■ EXERCISE AIM: Every entry below should be repeated exactly; the pictures should not.
"""
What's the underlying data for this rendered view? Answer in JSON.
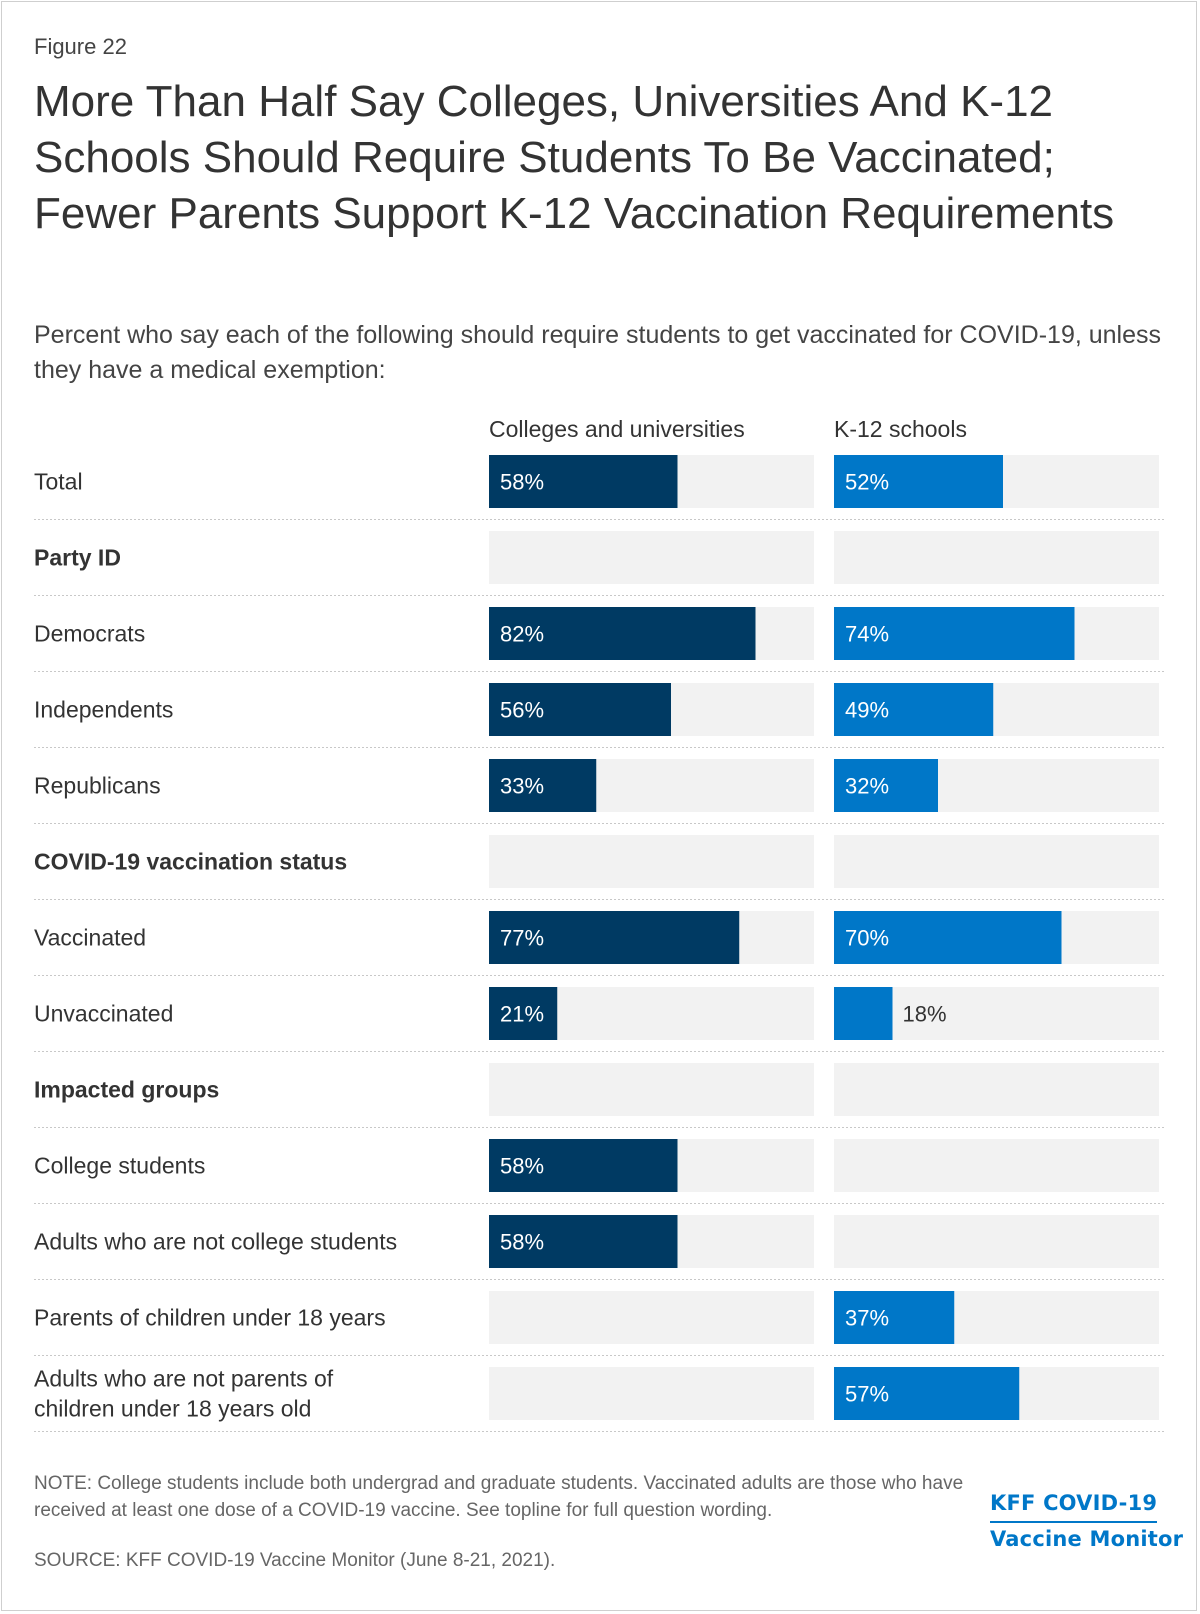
{
  "figure_label": "Figure 22",
  "title": "More Than Half Say Colleges, Universities And K-12 Schools Should Require Students To Be Vaccinated; Fewer Parents Support K-12 Vaccination Requirements",
  "subtitle": "Percent who say each of the following should require students to get vaccinated for COVID-19, unless they have a medical exemption:",
  "note": "NOTE: College students include both undergrad and graduate students. Vaccinated adults are those who have received at least one dose of a COVID-19 vaccine. See topline for full question wording.",
  "source": "SOURCE: KFF COVID-19 Vaccine Monitor (June 8-21, 2021).",
  "logo": {
    "line1": "KFF COVID-19",
    "line2": "Vaccine Monitor"
  },
  "colors": {
    "colleges": "#003a63",
    "k12": "#0077c8",
    "track": "#f2f2f2",
    "divider": "#c8c8c8"
  },
  "chart_data": {
    "type": "bar",
    "orientation": "horizontal",
    "title": "More Than Half Say Colleges, Universities And K-12 Schools Should Require Students To Be Vaccinated; Fewer Parents Support K-12 Vaccination Requirements",
    "xlim": [
      0,
      100
    ],
    "value_suffix": "%",
    "series": [
      {
        "name": "Colleges and universities",
        "key": "colleges"
      },
      {
        "name": "K-12 schools",
        "key": "k12"
      }
    ],
    "rows": [
      {
        "label": "Total",
        "header": false,
        "colleges": 58,
        "k12": 52
      },
      {
        "label": "Party ID",
        "header": true,
        "colleges": null,
        "k12": null
      },
      {
        "label": "Democrats",
        "header": false,
        "colleges": 82,
        "k12": 74
      },
      {
        "label": "Independents",
        "header": false,
        "colleges": 56,
        "k12": 49
      },
      {
        "label": "Republicans",
        "header": false,
        "colleges": 33,
        "k12": 32
      },
      {
        "label": "COVID-19 vaccination status",
        "header": true,
        "colleges": null,
        "k12": null
      },
      {
        "label": "Vaccinated",
        "header": false,
        "colleges": 77,
        "k12": 70
      },
      {
        "label": "Unvaccinated",
        "header": false,
        "colleges": 21,
        "k12": 18
      },
      {
        "label": "Impacted groups",
        "header": true,
        "colleges": null,
        "k12": null
      },
      {
        "label": "College students",
        "header": false,
        "colleges": 58,
        "k12": null
      },
      {
        "label": "Adults who are not college students",
        "header": false,
        "colleges": 58,
        "k12": null
      },
      {
        "label": "Parents of children under 18 years",
        "header": false,
        "colleges": null,
        "k12": 37
      },
      {
        "label": "Adults who are not parents of children under 18 years old",
        "header": false,
        "colleges": null,
        "k12": 57
      }
    ]
  }
}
"""
■ EXERCISE OUTPUT:
What's the underlying data for this rendered view? Answer in JSON.
{
  "figure_label": "Figure 22",
  "title": "More Than Half Say Colleges, Universities And K-12 Schools Should Require Students To Be Vaccinated; Fewer Parents Support K-12 Vaccination Requirements",
  "subtitle": "Percent who say each of the following should require students to get vaccinated for COVID-19, unless they have a medical exemption:",
  "note": "NOTE: College students include both undergrad and graduate students. Vaccinated adults are those who have received at least one dose of a COVID-19 vaccine. See topline for full question wording.",
  "source": "SOURCE: KFF COVID-19 Vaccine Monitor (June 8-21, 2021).",
  "logo": {
    "line1": "KFF COVID-19",
    "line2": "Vaccine Monitor"
  },
  "colors": {
    "colleges": "#003a63",
    "k12": "#0077c8",
    "track": "#f2f2f2",
    "divider": "#c8c8c8"
  },
  "chart_data": {
    "type": "bar",
    "orientation": "horizontal",
    "title": "More Than Half Say Colleges, Universities And K-12 Schools Should Require Students To Be Vaccinated; Fewer Parents Support K-12 Vaccination Requirements",
    "xlim": [
      0,
      100
    ],
    "value_suffix": "%",
    "series": [
      {
        "name": "Colleges and universities",
        "key": "colleges"
      },
      {
        "name": "K-12 schools",
        "key": "k12"
      }
    ],
    "rows": [
      {
        "label": "Total",
        "header": false,
        "colleges": 58,
        "k12": 52
      },
      {
        "label": "Party ID",
        "header": true,
        "colleges": null,
        "k12": null
      },
      {
        "label": "Democrats",
        "header": false,
        "colleges": 82,
        "k12": 74
      },
      {
        "label": "Independents",
        "header": false,
        "colleges": 56,
        "k12": 49
      },
      {
        "label": "Republicans",
        "header": false,
        "colleges": 33,
        "k12": 32
      },
      {
        "label": "COVID-19 vaccination status",
        "header": true,
        "colleges": null,
        "k12": null
      },
      {
        "label": "Vaccinated",
        "header": false,
        "colleges": 77,
        "k12": 70
      },
      {
        "label": "Unvaccinated",
        "header": false,
        "colleges": 21,
        "k12": 18
      },
      {
        "label": "Impacted groups",
        "header": true,
        "colleges": null,
        "k12": null
      },
      {
        "label": "College students",
        "header": false,
        "colleges": 58,
        "k12": null
      },
      {
        "label": "Adults who are not college students",
        "header": false,
        "colleges": 58,
        "k12": null
      },
      {
        "label": "Parents of children under 18 years",
        "header": false,
        "colleges": null,
        "k12": 37
      },
      {
        "label": "Adults who are not parents of children under 18 years old",
        "header": false,
        "colleges": null,
        "k12": 57
      }
    ]
  }
}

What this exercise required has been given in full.